# Required task
Your task is to copy every line of the records below that contains "уязвимостей".
── Data listing ──
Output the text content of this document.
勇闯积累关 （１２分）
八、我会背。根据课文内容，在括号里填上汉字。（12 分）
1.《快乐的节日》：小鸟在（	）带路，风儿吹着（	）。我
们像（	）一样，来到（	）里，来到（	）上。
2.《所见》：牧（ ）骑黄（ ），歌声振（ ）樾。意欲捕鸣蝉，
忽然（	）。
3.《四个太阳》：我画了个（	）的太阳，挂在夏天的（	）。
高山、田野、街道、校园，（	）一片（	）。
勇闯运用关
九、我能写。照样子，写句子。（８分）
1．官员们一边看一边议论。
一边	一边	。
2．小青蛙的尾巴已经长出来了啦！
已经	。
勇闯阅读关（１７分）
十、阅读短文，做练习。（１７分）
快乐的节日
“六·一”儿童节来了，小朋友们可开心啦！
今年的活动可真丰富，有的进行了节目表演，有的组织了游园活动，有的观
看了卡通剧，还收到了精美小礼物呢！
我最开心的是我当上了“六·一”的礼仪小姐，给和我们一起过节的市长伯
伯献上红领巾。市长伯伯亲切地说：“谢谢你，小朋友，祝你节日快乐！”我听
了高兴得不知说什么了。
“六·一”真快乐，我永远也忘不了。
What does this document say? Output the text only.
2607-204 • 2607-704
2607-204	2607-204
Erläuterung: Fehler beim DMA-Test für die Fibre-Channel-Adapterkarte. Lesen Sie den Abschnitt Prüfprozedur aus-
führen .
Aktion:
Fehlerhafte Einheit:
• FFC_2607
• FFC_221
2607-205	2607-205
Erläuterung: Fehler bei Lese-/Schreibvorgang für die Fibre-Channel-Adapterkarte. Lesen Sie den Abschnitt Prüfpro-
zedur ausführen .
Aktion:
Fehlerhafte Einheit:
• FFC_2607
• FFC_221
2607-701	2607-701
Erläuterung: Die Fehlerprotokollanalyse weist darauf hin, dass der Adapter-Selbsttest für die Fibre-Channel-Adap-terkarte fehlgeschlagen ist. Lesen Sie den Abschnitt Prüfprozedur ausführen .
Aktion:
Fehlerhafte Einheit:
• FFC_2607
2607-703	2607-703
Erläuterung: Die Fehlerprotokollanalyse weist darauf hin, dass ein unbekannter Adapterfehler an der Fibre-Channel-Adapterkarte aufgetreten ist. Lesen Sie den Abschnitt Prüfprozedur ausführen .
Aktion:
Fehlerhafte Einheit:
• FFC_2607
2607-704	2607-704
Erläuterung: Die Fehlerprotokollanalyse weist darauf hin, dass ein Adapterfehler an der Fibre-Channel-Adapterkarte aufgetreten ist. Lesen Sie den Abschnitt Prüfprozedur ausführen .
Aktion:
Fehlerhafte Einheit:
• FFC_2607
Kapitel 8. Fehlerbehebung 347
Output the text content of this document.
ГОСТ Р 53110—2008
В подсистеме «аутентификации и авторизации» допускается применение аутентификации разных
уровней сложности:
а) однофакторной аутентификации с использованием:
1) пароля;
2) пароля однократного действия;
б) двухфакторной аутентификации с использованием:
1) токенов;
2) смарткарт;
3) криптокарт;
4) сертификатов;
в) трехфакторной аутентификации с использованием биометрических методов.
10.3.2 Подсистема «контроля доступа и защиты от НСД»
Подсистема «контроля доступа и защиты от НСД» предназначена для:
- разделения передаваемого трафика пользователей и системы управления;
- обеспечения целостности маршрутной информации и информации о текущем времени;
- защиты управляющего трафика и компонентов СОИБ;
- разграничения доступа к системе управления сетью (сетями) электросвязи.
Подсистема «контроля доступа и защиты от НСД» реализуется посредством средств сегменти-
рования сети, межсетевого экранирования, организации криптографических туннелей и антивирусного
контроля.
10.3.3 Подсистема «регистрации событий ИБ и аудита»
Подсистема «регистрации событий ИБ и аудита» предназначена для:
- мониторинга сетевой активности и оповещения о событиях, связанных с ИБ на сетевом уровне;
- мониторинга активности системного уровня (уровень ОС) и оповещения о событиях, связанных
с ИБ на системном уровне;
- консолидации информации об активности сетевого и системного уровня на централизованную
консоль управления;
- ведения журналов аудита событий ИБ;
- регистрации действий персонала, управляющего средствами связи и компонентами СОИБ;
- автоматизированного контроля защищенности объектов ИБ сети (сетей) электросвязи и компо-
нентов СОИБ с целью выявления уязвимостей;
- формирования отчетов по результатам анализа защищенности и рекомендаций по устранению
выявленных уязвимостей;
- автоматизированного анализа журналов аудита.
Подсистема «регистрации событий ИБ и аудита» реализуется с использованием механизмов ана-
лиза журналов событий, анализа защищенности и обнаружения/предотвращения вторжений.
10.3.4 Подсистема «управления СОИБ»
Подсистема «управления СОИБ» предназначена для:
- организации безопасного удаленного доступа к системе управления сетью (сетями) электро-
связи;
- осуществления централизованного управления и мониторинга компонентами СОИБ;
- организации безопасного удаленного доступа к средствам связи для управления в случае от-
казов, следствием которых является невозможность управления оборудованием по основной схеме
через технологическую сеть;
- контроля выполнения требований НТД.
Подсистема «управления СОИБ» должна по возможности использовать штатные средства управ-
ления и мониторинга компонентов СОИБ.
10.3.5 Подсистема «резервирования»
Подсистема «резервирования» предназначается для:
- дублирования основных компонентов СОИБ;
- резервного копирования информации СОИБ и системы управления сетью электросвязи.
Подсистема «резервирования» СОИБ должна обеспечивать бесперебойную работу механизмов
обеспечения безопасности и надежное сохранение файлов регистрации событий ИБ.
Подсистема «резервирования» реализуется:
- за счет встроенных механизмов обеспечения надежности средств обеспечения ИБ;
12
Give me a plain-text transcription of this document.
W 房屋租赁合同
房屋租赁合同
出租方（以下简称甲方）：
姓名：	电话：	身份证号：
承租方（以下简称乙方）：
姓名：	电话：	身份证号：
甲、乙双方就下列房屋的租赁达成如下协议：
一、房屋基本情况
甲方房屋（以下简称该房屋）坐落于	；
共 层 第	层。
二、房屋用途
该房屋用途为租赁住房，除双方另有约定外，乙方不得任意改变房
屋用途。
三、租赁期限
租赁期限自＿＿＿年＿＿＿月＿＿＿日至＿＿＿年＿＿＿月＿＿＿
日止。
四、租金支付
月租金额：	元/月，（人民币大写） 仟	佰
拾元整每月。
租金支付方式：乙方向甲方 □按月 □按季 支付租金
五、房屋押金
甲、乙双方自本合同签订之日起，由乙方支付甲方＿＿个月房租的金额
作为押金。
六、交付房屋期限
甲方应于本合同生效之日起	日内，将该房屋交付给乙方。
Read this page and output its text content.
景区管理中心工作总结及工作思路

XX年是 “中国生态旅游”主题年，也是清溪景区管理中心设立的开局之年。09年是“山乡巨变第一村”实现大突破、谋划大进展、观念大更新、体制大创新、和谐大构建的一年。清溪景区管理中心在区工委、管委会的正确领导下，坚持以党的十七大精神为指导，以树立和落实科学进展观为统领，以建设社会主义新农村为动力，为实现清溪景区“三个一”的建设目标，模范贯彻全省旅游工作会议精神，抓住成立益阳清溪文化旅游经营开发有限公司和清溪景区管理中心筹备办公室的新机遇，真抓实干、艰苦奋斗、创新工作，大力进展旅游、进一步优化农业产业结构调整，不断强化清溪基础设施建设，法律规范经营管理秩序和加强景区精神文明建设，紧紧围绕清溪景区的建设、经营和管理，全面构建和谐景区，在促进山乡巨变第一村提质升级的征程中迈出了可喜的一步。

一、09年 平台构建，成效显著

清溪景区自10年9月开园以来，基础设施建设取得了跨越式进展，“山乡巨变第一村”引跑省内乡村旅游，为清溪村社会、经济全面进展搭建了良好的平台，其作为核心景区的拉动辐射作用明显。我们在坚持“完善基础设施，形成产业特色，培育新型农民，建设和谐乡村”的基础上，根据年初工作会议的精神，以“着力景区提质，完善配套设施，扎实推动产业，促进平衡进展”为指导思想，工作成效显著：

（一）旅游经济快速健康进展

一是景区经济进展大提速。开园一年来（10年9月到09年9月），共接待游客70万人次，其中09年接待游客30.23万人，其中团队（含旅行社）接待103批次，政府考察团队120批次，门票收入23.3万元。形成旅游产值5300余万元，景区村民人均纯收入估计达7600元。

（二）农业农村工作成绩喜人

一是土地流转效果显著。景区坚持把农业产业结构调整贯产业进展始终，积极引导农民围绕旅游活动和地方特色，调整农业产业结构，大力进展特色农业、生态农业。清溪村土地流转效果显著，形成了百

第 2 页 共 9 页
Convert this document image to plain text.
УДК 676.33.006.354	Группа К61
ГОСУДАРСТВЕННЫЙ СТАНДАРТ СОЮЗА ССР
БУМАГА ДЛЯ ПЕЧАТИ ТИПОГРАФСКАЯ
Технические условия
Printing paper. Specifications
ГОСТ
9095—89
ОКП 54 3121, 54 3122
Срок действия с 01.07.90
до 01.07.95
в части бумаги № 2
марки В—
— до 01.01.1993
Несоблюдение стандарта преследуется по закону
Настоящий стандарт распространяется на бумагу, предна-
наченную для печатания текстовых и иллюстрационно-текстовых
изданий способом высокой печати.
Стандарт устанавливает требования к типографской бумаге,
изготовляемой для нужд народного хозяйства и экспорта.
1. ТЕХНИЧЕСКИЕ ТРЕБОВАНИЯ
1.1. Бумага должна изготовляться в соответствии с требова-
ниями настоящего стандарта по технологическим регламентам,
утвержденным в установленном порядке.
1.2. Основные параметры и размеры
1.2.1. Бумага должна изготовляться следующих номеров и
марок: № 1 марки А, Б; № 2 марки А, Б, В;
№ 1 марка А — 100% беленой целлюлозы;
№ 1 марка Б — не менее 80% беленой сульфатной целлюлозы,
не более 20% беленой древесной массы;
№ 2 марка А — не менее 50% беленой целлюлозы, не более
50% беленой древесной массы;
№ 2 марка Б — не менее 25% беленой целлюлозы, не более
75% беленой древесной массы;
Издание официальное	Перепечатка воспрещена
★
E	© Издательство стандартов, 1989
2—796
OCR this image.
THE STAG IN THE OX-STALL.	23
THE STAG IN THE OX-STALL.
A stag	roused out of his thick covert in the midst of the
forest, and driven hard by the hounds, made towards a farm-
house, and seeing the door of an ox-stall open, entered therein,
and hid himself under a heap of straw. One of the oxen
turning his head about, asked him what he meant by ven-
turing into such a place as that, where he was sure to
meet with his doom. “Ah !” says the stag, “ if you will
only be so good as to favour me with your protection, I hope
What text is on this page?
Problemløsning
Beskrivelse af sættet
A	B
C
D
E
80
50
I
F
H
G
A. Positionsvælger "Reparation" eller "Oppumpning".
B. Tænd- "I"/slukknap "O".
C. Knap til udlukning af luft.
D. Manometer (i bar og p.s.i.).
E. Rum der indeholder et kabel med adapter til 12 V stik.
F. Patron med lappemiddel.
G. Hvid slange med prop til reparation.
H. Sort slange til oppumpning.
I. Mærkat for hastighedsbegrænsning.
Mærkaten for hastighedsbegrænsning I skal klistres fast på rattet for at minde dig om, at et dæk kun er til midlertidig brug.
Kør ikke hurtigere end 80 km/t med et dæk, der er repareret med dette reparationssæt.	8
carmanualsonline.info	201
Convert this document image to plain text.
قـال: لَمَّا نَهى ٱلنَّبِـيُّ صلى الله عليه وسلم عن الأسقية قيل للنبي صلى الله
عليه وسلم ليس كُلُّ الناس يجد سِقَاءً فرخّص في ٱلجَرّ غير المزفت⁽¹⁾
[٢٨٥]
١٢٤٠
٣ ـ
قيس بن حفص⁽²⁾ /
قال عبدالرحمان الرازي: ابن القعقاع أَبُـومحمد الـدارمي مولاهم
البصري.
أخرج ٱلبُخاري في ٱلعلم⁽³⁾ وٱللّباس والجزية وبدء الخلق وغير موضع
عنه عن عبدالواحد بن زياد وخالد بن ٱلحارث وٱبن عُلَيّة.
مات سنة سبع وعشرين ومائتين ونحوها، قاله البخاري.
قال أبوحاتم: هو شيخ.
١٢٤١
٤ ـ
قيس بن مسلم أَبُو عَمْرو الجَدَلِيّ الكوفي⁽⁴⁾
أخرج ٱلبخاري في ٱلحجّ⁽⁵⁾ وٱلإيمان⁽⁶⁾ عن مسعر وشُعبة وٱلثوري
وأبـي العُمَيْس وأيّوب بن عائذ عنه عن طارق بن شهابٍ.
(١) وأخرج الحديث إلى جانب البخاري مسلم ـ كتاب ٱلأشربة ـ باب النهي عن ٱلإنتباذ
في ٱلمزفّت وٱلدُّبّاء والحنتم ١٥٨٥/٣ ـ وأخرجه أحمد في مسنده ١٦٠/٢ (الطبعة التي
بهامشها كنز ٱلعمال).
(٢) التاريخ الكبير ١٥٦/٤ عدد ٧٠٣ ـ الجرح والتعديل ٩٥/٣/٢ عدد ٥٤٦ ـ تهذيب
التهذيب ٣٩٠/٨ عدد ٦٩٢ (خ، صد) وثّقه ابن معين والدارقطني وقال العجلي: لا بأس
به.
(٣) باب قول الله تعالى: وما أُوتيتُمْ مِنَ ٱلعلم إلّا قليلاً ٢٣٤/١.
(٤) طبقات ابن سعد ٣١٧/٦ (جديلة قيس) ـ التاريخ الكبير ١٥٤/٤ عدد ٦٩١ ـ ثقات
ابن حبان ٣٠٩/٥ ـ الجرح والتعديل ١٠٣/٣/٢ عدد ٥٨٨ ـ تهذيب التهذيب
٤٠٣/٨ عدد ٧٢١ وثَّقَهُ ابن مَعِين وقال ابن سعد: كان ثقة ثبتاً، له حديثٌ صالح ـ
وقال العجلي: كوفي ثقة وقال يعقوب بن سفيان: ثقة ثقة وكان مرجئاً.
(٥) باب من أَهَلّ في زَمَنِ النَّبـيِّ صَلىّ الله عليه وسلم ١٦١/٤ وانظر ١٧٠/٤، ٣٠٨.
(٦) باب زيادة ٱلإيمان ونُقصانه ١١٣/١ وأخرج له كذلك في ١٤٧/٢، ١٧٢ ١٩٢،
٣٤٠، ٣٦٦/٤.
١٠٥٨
───
# Answer to this task
нентов СОИБ с целью выявления уязвимостей;
выявленных уязвимостей;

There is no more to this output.